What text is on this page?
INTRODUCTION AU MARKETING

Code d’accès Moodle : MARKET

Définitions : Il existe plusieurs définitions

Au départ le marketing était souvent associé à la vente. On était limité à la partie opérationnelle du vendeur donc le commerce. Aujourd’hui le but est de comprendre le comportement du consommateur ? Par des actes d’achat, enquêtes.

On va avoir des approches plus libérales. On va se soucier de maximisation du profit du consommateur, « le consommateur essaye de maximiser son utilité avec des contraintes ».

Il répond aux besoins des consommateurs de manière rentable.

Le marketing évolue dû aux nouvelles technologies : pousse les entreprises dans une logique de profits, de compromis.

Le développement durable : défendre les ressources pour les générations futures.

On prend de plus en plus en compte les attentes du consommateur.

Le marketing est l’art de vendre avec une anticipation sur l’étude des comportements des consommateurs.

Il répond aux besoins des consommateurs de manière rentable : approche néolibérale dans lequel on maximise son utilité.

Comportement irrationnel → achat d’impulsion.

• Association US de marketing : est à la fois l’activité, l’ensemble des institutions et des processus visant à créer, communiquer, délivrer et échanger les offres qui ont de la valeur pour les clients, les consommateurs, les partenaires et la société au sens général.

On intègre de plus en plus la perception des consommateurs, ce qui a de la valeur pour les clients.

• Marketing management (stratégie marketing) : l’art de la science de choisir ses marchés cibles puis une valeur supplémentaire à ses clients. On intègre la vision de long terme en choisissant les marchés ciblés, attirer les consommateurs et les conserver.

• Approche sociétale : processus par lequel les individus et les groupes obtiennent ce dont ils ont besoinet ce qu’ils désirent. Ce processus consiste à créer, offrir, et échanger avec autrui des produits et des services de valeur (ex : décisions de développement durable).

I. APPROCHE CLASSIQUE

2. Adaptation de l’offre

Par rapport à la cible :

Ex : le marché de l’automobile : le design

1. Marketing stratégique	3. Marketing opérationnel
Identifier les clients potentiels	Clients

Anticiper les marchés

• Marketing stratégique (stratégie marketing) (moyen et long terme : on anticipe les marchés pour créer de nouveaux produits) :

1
•••••
Report the number of lines in the entries above that include the string "durable". Give nothing but the number.

2